- WHAT THE EXERCISE ASKS
Lines containing the word "sublabel" are to be located and copied.

[A block of data]
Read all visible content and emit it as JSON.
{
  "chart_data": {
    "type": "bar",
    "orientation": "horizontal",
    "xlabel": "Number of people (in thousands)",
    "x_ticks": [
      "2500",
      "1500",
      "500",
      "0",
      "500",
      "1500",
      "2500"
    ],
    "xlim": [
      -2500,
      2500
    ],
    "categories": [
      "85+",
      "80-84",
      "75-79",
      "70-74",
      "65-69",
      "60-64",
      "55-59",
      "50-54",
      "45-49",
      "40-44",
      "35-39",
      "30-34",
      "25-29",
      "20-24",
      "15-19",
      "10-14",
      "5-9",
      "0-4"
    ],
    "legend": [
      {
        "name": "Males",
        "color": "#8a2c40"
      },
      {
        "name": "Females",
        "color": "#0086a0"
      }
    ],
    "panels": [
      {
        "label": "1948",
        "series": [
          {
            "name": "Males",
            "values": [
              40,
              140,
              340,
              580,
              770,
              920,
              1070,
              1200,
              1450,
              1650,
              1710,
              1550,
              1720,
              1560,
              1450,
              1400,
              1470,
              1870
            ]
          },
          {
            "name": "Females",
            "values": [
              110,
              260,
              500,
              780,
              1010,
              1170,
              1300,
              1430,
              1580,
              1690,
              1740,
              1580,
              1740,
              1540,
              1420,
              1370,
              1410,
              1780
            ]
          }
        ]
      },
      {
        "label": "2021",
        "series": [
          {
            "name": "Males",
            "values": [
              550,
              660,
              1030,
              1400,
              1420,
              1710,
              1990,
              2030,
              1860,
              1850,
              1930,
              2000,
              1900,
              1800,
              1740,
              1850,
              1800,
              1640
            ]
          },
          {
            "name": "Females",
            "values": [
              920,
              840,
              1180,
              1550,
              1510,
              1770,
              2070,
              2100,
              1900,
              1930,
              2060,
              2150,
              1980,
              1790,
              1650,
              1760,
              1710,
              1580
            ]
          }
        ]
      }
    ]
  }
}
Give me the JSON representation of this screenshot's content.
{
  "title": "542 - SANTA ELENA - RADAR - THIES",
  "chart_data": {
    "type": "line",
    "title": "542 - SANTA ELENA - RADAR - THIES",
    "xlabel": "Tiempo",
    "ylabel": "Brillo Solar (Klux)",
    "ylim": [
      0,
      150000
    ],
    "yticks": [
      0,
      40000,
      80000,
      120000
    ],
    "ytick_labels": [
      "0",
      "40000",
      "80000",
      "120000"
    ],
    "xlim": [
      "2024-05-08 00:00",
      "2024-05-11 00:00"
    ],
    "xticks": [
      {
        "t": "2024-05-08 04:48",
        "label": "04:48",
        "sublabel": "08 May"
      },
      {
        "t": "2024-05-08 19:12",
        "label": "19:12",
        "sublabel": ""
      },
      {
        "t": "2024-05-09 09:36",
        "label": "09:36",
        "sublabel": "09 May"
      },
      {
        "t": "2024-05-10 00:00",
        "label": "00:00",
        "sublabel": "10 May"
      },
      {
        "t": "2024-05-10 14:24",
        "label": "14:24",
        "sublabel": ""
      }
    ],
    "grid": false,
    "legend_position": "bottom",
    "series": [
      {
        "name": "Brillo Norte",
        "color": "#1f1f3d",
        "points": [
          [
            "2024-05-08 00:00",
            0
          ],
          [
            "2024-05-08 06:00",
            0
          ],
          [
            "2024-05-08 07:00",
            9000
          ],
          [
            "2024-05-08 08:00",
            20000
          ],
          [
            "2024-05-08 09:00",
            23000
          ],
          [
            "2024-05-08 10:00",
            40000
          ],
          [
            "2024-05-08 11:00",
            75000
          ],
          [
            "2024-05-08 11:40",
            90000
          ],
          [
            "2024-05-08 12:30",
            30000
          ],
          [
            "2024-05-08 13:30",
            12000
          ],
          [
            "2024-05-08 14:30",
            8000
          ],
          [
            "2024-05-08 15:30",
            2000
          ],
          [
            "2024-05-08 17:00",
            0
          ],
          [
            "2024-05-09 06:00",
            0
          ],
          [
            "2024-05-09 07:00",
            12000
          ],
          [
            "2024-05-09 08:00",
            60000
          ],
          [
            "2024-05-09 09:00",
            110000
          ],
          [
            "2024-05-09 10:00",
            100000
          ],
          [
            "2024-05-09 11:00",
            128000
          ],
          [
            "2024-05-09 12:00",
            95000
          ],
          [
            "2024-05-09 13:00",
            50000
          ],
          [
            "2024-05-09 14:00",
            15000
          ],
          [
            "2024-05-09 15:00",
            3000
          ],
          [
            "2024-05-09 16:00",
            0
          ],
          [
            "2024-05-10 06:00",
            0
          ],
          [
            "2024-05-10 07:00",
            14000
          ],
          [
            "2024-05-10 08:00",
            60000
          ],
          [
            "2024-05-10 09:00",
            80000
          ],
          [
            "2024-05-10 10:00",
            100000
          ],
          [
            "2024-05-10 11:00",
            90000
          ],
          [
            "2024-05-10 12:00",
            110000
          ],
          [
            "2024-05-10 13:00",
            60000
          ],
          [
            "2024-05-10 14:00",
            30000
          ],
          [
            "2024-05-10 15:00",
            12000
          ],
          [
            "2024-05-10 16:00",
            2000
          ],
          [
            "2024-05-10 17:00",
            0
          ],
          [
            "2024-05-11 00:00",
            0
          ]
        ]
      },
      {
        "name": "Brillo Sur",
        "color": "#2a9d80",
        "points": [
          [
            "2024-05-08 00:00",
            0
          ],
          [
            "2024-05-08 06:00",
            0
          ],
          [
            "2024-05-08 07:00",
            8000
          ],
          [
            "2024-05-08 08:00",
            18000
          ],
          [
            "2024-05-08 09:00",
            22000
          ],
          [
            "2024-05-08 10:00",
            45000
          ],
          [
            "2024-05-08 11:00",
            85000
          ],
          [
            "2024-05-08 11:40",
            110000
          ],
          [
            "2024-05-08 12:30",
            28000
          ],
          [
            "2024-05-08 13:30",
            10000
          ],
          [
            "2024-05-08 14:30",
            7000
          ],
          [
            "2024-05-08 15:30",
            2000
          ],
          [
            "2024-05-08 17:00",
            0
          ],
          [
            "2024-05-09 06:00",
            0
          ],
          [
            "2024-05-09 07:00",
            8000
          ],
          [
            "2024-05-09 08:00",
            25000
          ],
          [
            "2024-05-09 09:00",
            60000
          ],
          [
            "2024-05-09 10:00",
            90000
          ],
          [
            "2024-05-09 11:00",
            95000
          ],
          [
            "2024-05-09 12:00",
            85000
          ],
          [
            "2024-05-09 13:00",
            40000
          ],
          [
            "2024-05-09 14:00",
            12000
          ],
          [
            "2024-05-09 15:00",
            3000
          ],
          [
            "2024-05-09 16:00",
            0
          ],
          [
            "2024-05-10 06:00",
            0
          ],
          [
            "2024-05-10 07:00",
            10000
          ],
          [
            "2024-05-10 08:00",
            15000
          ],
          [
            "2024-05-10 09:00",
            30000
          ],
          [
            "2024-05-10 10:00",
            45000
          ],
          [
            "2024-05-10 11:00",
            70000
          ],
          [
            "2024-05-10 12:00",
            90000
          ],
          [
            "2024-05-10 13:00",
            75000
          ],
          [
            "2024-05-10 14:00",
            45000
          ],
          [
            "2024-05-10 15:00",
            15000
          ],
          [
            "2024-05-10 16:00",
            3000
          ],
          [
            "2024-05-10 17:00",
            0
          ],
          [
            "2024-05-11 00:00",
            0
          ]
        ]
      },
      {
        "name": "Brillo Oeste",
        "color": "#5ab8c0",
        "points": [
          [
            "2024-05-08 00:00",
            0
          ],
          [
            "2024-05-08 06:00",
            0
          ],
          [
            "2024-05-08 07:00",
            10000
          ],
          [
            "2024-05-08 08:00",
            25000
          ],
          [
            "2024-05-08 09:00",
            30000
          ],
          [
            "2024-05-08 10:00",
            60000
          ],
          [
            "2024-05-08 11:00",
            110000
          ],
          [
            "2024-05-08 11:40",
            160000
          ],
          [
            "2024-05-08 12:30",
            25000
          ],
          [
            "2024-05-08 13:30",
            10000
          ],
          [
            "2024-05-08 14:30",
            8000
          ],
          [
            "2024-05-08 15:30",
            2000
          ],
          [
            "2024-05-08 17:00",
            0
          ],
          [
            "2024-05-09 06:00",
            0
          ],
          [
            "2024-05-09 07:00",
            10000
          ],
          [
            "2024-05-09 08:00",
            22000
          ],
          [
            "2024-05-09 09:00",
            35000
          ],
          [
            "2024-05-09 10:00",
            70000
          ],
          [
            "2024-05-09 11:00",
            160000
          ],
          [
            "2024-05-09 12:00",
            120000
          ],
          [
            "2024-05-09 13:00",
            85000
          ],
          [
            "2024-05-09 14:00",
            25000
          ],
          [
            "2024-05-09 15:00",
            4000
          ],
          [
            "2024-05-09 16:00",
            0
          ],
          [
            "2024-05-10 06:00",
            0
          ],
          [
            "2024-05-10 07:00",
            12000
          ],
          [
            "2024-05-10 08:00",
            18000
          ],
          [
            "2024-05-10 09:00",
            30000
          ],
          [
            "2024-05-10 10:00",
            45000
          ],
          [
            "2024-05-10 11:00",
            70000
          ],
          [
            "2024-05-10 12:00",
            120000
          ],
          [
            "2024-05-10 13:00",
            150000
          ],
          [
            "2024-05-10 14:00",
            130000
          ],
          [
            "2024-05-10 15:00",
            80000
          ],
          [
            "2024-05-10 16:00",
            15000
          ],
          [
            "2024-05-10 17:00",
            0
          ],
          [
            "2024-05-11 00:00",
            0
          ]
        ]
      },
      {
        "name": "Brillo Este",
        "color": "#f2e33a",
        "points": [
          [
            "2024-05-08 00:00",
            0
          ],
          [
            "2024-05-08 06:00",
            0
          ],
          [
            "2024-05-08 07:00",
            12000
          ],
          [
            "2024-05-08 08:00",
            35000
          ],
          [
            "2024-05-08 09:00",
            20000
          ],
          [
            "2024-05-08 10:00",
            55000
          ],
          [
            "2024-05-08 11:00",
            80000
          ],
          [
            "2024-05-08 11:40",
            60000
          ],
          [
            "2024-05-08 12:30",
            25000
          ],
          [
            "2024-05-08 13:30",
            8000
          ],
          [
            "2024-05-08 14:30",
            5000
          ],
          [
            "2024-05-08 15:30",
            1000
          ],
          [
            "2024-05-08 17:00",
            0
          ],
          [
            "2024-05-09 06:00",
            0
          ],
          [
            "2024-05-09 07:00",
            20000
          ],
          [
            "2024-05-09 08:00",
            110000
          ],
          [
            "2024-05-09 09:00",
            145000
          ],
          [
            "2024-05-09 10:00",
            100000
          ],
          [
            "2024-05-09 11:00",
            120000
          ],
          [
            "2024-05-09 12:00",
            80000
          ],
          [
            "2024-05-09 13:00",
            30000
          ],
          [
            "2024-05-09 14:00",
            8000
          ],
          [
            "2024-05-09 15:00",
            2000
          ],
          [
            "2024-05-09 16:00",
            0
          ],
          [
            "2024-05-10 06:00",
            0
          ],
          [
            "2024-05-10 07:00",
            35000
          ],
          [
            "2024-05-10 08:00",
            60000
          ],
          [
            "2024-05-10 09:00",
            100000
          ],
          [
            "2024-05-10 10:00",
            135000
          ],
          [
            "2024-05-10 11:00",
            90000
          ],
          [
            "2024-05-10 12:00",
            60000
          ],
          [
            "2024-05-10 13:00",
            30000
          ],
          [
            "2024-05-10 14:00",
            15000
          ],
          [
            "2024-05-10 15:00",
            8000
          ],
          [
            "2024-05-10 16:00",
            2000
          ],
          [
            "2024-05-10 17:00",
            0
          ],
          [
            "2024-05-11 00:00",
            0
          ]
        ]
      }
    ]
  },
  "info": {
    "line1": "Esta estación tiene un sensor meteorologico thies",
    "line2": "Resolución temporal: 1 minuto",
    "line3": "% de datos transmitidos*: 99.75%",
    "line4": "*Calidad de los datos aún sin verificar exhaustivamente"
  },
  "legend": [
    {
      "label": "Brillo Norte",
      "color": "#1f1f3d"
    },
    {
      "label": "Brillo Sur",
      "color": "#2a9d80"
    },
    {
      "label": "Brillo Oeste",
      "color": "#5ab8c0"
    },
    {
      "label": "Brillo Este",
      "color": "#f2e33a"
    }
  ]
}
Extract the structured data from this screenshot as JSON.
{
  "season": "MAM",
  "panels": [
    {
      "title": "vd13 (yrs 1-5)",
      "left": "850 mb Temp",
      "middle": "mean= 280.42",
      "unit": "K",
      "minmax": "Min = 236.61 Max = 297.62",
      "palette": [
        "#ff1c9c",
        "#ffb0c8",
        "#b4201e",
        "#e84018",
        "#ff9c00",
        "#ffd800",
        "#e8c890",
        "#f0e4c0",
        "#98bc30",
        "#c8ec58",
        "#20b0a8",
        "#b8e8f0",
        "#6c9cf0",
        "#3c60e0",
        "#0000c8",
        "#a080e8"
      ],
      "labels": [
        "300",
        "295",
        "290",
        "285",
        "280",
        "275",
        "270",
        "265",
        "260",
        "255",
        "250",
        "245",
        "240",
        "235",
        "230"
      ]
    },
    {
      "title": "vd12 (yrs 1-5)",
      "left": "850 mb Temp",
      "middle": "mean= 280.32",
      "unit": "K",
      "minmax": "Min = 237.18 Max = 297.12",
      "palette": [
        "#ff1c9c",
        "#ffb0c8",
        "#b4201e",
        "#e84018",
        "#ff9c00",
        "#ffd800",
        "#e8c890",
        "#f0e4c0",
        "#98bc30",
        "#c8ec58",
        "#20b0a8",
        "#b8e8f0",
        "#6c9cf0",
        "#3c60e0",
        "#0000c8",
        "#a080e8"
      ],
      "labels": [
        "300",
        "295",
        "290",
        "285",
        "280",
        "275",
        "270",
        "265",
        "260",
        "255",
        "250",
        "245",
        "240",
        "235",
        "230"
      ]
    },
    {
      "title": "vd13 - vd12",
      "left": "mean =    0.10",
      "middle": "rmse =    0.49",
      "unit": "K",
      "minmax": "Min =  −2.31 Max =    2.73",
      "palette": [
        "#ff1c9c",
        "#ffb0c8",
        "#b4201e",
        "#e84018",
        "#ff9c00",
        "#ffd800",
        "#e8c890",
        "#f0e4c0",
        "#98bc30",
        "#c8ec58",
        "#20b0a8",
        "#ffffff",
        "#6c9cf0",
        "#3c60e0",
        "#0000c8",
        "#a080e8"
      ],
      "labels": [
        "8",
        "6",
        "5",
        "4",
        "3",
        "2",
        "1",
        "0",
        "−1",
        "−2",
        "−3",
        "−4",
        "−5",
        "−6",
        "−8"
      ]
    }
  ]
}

- SOLUTION
        "sublabel": "08 May"
        "sublabel": ""
        "sublabel": "09 May"
        "sublabel": "10 May"
        "sublabel": ""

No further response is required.